## DATA ROWS
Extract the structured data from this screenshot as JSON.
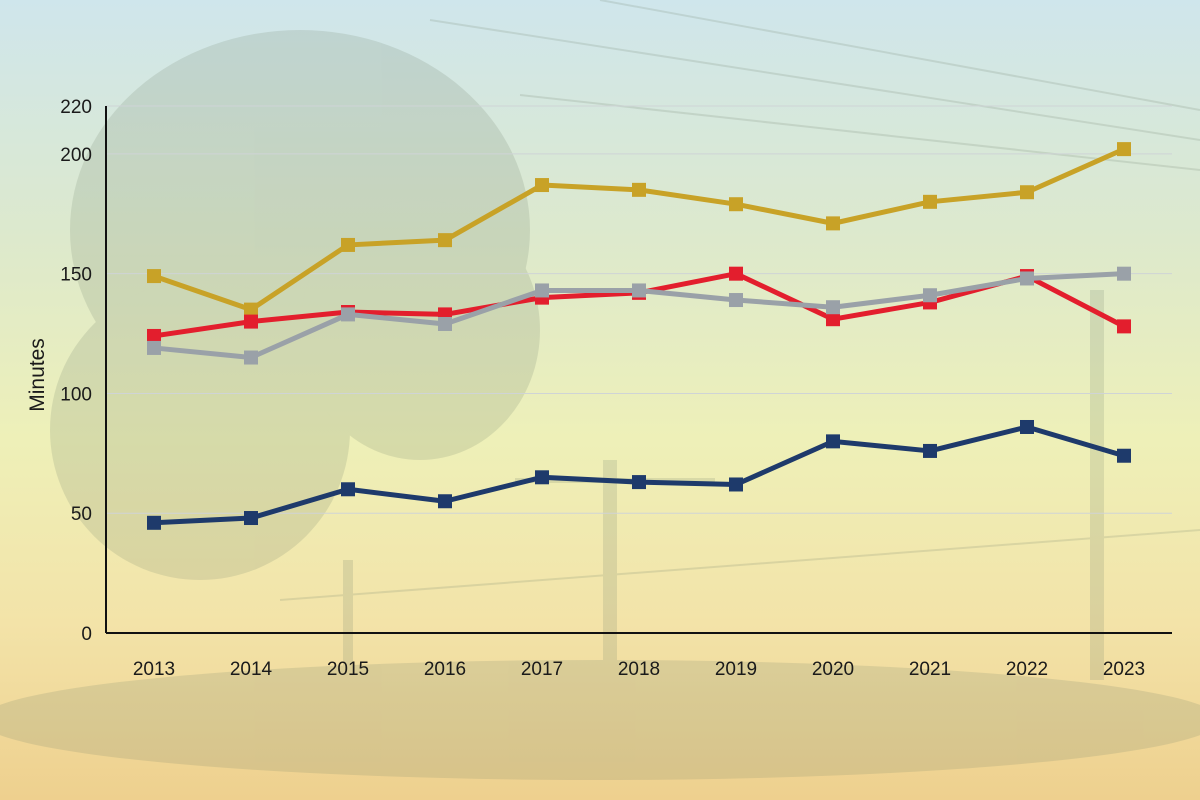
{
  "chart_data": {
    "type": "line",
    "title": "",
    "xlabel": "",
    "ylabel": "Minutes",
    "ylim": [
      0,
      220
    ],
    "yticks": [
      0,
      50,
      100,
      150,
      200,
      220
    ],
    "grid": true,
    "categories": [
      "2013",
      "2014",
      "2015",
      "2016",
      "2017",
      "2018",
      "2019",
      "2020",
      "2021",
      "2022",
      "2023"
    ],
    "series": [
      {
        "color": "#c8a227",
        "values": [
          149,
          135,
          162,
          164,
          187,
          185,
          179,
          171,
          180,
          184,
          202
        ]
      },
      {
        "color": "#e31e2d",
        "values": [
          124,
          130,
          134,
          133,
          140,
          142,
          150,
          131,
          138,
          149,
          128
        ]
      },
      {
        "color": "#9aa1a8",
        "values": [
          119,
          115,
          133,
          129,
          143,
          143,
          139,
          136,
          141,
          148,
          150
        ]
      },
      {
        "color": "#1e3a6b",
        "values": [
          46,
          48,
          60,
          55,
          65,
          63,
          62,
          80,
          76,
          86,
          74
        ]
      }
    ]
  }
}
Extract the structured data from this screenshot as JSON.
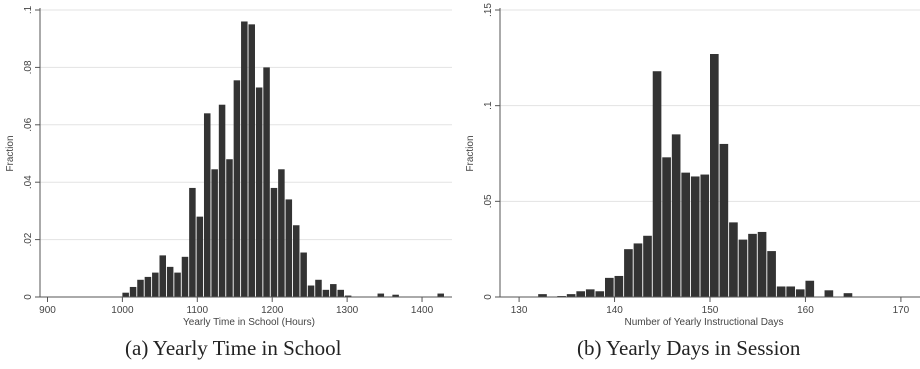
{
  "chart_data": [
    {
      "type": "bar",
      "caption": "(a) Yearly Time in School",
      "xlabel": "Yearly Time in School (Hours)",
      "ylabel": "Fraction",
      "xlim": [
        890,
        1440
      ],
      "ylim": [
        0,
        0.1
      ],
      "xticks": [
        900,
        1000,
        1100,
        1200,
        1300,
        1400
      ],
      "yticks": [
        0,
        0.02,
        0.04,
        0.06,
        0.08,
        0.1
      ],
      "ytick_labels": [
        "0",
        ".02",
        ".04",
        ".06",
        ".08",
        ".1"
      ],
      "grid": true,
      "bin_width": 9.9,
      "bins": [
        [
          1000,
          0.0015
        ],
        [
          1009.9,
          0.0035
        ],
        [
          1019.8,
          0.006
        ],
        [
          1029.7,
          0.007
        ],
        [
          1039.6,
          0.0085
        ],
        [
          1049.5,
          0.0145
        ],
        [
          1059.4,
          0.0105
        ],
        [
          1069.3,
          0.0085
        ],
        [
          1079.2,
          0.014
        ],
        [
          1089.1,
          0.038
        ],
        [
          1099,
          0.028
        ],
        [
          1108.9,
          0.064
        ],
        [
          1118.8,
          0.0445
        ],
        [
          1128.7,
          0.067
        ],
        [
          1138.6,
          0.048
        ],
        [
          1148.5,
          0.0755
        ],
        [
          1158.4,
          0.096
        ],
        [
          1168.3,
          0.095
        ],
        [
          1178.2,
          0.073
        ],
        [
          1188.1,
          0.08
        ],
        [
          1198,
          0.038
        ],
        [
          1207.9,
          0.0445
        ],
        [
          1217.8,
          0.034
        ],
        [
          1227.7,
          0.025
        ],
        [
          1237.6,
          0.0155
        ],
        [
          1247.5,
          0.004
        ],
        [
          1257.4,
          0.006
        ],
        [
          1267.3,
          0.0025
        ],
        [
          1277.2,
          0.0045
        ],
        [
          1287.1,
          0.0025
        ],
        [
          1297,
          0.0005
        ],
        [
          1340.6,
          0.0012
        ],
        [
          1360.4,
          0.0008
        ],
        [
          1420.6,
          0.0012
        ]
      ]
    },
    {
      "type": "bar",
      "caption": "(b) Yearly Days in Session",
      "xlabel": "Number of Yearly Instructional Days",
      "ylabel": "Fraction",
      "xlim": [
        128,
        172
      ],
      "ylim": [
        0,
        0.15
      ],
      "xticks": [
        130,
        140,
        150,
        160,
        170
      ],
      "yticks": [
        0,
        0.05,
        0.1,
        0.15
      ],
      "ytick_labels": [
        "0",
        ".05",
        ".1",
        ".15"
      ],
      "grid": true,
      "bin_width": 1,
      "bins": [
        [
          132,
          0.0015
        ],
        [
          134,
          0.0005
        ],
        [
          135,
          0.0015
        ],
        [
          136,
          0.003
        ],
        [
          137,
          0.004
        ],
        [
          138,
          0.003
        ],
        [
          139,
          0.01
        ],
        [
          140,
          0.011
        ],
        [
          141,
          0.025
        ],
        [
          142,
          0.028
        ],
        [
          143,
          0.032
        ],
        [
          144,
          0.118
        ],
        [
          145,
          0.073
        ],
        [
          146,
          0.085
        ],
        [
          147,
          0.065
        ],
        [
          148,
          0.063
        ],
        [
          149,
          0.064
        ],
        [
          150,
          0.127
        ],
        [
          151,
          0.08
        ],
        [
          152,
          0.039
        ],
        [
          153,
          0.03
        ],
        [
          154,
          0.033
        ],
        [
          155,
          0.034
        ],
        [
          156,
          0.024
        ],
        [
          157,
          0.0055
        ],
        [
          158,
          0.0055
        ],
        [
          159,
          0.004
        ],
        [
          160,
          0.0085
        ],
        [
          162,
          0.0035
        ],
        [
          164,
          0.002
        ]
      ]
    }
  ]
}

## GOAL
Your answer should be one number: how many lines of the listing include the word "color".

## SOLVED PROBLEM
4